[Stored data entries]
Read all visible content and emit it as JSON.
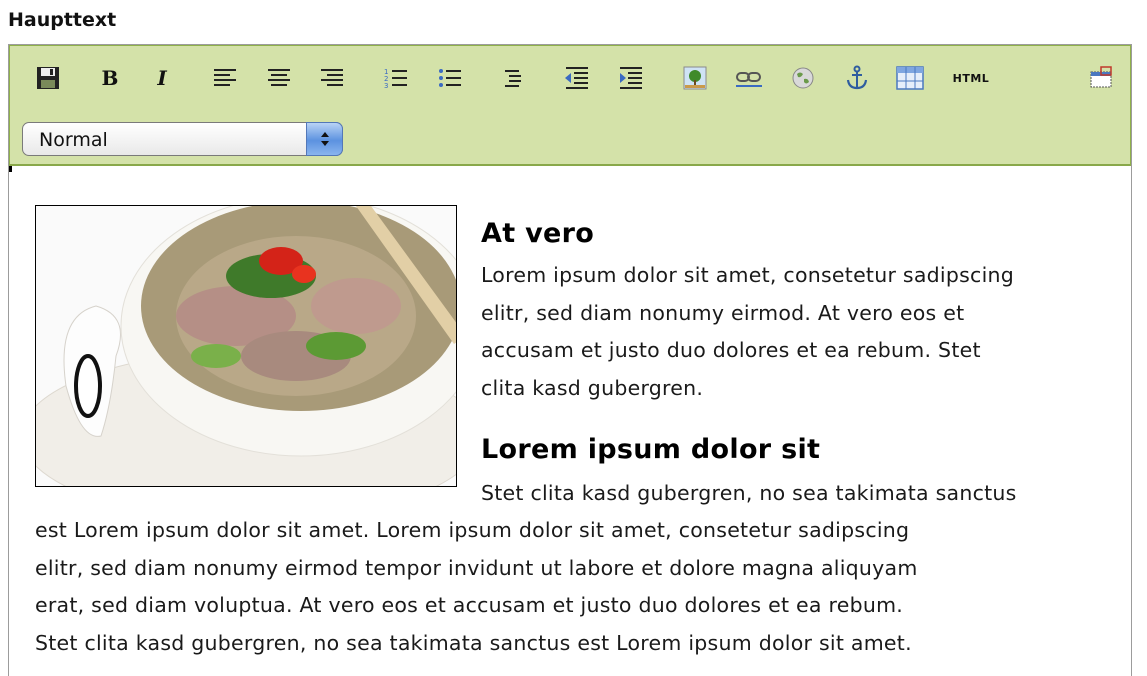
{
  "field": {
    "label": "Haupttext"
  },
  "toolbar": {
    "buttons": [
      {
        "id": "save",
        "icon": "floppy-disk-icon",
        "label": ""
      },
      {
        "id": "bold",
        "icon": "bold-icon",
        "label": "B"
      },
      {
        "id": "italic",
        "icon": "italic-icon",
        "label": "I"
      },
      {
        "id": "align-left",
        "icon": "align-left-icon",
        "label": ""
      },
      {
        "id": "align-center",
        "icon": "align-center-icon",
        "label": ""
      },
      {
        "id": "align-right",
        "icon": "align-right-icon",
        "label": ""
      },
      {
        "id": "ordered-list",
        "icon": "ordered-list-icon",
        "label": ""
      },
      {
        "id": "unordered-list",
        "icon": "unordered-list-icon",
        "label": ""
      },
      {
        "id": "indent-list",
        "icon": "list-indent-icon",
        "label": ""
      },
      {
        "id": "outdent",
        "icon": "outdent-icon",
        "label": ""
      },
      {
        "id": "indent",
        "icon": "indent-icon",
        "label": ""
      },
      {
        "id": "image",
        "icon": "insert-image-icon",
        "label": ""
      },
      {
        "id": "link",
        "icon": "link-icon",
        "label": ""
      },
      {
        "id": "web",
        "icon": "globe-icon",
        "label": ""
      },
      {
        "id": "anchor",
        "icon": "anchor-icon",
        "label": ""
      },
      {
        "id": "table",
        "icon": "table-icon",
        "label": ""
      },
      {
        "id": "html",
        "icon": "html-source-icon",
        "label": "HTML"
      },
      {
        "id": "maximize",
        "icon": "maximize-icon",
        "label": ""
      }
    ],
    "paragraph_style": {
      "value": "Normal"
    }
  },
  "content": {
    "heading1": "At vero",
    "para1_lines": [
      "Lorem ipsum dolor sit amet, consetetur sadipscing",
      "elitr, sed diam nonumy eirmod. At vero eos et",
      "accusam et justo duo dolores et ea rebum. Stet",
      "clita kasd gubergren."
    ],
    "heading2": "Lorem ipsum dolor sit",
    "para2_lines": [
      "Stet clita kasd gubergren, no sea takimata sanctus",
      "est Lorem ipsum dolor sit amet. Lorem ipsum dolor sit amet, consetetur sadipscing",
      "elitr, sed diam nonumy eirmod tempor invidunt ut labore et dolore magna aliquyam",
      "erat, sed diam voluptua. At vero eos et accusam et justo duo dolores et ea rebum.",
      "Stet clita kasd gubergren, no sea takimata sanctus est Lorem ipsum dolor sit amet."
    ]
  },
  "colors": {
    "toolbar_bg": "#d4e2a9",
    "toolbar_border": "#8fb04a",
    "select_stepper": "#5c92e0"
  }
}
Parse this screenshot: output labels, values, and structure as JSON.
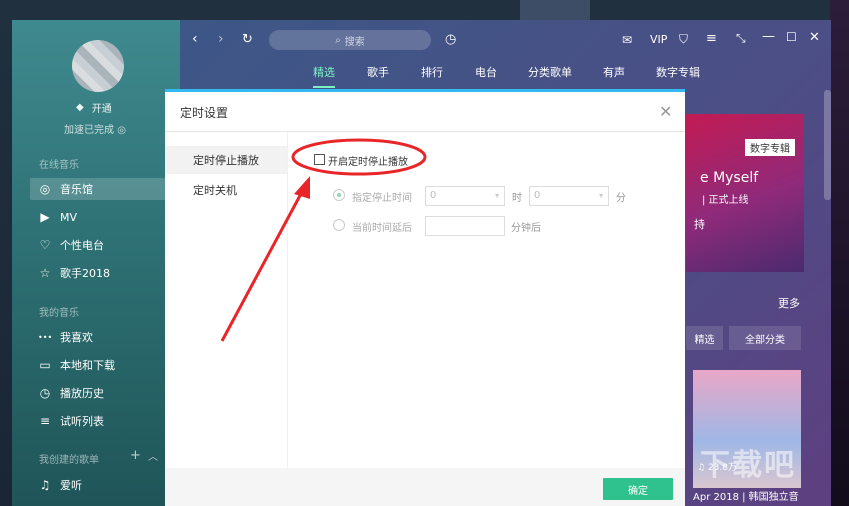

WORK REQUIRED:
Show every line in the records above that contains the word "unordered".

EXERCISE ANSWER:
        "id": "unordered-list",
        "icon": "unordered-list-icon",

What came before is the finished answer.